What you should do
Please write out the material below exactly as given.

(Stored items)
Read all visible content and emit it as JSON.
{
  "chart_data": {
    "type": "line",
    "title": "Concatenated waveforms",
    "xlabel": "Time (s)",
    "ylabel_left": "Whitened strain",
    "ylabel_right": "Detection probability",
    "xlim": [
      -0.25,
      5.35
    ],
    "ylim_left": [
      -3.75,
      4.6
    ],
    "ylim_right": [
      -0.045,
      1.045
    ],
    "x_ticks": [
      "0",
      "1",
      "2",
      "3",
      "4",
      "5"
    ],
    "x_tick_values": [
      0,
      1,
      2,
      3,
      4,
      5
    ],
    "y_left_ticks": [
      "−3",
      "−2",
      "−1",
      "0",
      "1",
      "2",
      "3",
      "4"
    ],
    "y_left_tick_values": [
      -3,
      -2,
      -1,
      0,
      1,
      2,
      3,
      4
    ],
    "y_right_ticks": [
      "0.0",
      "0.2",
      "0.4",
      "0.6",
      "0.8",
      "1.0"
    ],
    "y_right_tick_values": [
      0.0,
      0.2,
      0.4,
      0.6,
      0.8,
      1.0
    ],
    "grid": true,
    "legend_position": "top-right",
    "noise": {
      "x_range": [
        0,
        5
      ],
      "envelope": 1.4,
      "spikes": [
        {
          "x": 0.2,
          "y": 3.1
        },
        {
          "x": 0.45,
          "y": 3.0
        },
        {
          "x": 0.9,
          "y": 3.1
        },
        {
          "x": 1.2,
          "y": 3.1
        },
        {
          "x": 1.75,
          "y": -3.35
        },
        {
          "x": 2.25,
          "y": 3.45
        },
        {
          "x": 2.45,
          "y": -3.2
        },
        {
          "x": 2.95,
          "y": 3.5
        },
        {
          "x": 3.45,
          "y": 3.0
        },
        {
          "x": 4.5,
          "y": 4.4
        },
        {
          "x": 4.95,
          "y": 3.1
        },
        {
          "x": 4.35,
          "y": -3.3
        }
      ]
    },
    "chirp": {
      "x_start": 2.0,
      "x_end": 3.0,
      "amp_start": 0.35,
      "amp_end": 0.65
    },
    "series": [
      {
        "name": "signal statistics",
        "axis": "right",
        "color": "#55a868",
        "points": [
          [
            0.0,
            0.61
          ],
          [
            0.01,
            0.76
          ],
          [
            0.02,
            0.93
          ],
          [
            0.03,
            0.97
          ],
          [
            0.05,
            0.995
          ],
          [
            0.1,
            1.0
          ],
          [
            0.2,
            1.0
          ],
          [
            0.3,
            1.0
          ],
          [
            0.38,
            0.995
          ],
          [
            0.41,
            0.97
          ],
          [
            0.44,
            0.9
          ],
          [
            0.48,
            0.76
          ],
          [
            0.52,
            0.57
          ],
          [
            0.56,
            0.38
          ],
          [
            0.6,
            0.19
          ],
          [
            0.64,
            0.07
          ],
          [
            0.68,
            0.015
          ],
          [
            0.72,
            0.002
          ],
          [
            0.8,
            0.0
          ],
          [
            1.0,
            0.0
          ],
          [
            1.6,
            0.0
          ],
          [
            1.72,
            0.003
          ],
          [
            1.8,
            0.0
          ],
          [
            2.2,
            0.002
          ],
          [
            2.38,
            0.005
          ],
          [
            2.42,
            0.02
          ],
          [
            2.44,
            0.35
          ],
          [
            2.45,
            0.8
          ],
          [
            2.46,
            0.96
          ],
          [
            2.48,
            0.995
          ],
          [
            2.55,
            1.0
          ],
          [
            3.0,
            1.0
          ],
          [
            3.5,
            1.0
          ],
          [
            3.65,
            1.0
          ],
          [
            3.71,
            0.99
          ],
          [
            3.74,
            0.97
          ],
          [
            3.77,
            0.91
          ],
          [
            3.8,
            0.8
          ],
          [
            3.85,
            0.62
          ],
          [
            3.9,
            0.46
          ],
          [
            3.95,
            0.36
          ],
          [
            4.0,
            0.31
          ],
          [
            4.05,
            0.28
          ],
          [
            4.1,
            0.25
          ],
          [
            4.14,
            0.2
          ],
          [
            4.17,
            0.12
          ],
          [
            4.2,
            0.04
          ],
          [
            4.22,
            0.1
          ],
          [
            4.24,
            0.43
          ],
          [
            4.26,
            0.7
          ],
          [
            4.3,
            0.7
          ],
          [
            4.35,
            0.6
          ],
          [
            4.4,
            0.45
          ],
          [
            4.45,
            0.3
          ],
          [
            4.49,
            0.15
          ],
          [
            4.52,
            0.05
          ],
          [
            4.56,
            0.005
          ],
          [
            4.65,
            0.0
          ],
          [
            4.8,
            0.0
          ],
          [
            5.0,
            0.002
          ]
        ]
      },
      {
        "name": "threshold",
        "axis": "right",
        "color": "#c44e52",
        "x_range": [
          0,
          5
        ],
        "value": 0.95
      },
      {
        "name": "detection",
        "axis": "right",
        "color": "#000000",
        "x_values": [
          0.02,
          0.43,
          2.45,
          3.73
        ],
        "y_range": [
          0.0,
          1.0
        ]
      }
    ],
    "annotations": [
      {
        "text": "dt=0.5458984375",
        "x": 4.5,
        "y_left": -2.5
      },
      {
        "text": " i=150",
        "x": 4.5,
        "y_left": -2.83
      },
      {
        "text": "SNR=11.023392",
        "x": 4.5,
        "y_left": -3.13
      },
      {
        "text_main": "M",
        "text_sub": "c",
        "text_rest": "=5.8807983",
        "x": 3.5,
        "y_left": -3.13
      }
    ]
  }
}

Completed task
Read all visible content and emit it as JSON.
{
  "chart_data": {
    "type": "line",
    "title": "Concatenated waveforms",
    "xlabel": "Time (s)",
    "ylabel_left": "Whitened strain",
    "ylabel_right": "Detection probability",
    "xlim": [
      -0.25,
      5.35
    ],
    "ylim_left": [
      -3.75,
      4.6
    ],
    "ylim_right": [
      -0.045,
      1.045
    ],
    "x_ticks": [
      "0",
      "1",
      "2",
      "3",
      "4",
      "5"
    ],
    "x_tick_values": [
      0,
      1,
      2,
      3,
      4,
      5
    ],
    "y_left_ticks": [
      "−3",
      "−2",
      "−1",
      "0",
      "1",
      "2",
      "3",
      "4"
    ],
    "y_left_tick_values": [
      -3,
      -2,
      -1,
      0,
      1,
      2,
      3,
      4
    ],
    "y_right_ticks": [
      "0.0",
      "0.2",
      "0.4",
      "0.6",
      "0.8",
      "1.0"
    ],
    "y_right_tick_values": [
      0.0,
      0.2,
      0.4,
      0.6,
      0.8,
      1.0
    ],
    "grid": true,
    "legend_position": "top-right",
    "noise": {
      "x_range": [
        0,
        5
      ],
      "envelope": 1.4,
      "spikes": [
        {
          "x": 0.2,
          "y": 3.1
        },
        {
          "x": 0.45,
          "y": 3.0
        },
        {
          "x": 0.9,
          "y": 3.1
        },
        {
          "x": 1.2,
          "y": 3.1
        },
        {
          "x": 1.75,
          "y": -3.35
        },
        {
          "x": 2.25,
          "y": 3.45
        },
        {
          "x": 2.45,
          "y": -3.2
        },
        {
          "x": 2.95,
          "y": 3.5
        },
        {
          "x": 3.45,
          "y": 3.0
        },
        {
          "x": 4.5,
          "y": 4.4
        },
        {
          "x": 4.95,
          "y": 3.1
        },
        {
          "x": 4.35,
          "y": -3.3
        }
      ]
    },
    "chirp": {
      "x_start": 2.0,
      "x_end": 3.0,
      "amp_start": 0.35,
      "amp_end": 0.65
    },
    "series": [
      {
        "name": "signal statistics",
        "axis": "right",
        "color": "#55a868",
        "points": [
          [
            0.0,
            0.61
          ],
          [
            0.01,
            0.76
          ],
          [
            0.02,
            0.93
          ],
          [
            0.03,
            0.97
          ],
          [
            0.05,
            0.995
          ],
          [
            0.1,
            1.0
          ],
          [
            0.2,
            1.0
          ],
          [
            0.3,
            1.0
          ],
          [
            0.38,
            0.995
          ],
          [
            0.41,
            0.97
          ],
          [
            0.44,
            0.9
          ],
          [
            0.48,
            0.76
          ],
          [
            0.52,
            0.57
          ],
          [
            0.56,
            0.38
          ],
          [
            0.6,
            0.19
          ],
          [
            0.64,
            0.07
          ],
          [
            0.68,
            0.015
          ],
          [
            0.72,
            0.002
          ],
          [
            0.8,
            0.0
          ],
          [
            1.0,
            0.0
          ],
          [
            1.6,
            0.0
          ],
          [
            1.72,
            0.003
          ],
          [
            1.8,
            0.0
          ],
          [
            2.2,
            0.002
          ],
          [
            2.38,
            0.005
          ],
          [
            2.42,
            0.02
          ],
          [
            2.44,
            0.35
          ],
          [
            2.45,
            0.8
          ],
          [
            2.46,
            0.96
          ],
          [
            2.48,
            0.995
          ],
          [
            2.55,
            1.0
          ],
          [
            3.0,
            1.0
          ],
          [
            3.5,
            1.0
          ],
          [
            3.65,
            1.0
          ],
          [
            3.71,
            0.99
          ],
          [
            3.74,
            0.97
          ],
          [
            3.77,
            0.91
          ],
          [
            3.8,
            0.8
          ],
          [
            3.85,
            0.62
          ],
          [
            3.9,
            0.46
          ],
          [
            3.95,
            0.36
          ],
          [
            4.0,
            0.31
          ],
          [
            4.05,
            0.28
          ],
          [
            4.1,
            0.25
          ],
          [
            4.14,
            0.2
          ],
          [
            4.17,
            0.12
          ],
          [
            4.2,
            0.04
          ],
          [
            4.22,
            0.1
          ],
          [
            4.24,
            0.43
          ],
          [
            4.26,
            0.7
          ],
          [
            4.3,
            0.7
          ],
          [
            4.35,
            0.6
          ],
          [
            4.4,
            0.45
          ],
          [
            4.45,
            0.3
          ],
          [
            4.49,
            0.15
          ],
          [
            4.52,
            0.05
          ],
          [
            4.56,
            0.005
          ],
          [
            4.65,
            0.0
          ],
          [
            4.8,
            0.0
          ],
          [
            5.0,
            0.002
          ]
        ]
      },
      {
        "name": "threshold",
        "axis": "right",
        "color": "#c44e52",
        "x_range": [
          0,
          5
        ],
        "value": 0.95
      },
      {
        "name": "detection",
        "axis": "right",
        "color": "#000000",
        "x_values": [
          0.02,
          0.43,
          2.45,
          3.73
        ],
        "y_range": [
          0.0,
          1.0
        ]
      }
    ],
    "annotations": [
      {
        "text": "dt=0.5458984375",
        "x": 4.5,
        "y_left": -2.5
      },
      {
        "text": " i=150",
        "x": 4.5,
        "y_left": -2.83
      },
      {
        "text": "SNR=11.023392",
        "x": 4.5,
        "y_left": -3.13
      },
      {
        "text_main": "M",
        "text_sub": "c",
        "text_rest": "=5.8807983",
        "x": 3.5,
        "y_left": -3.13
      }
    ]
  }
}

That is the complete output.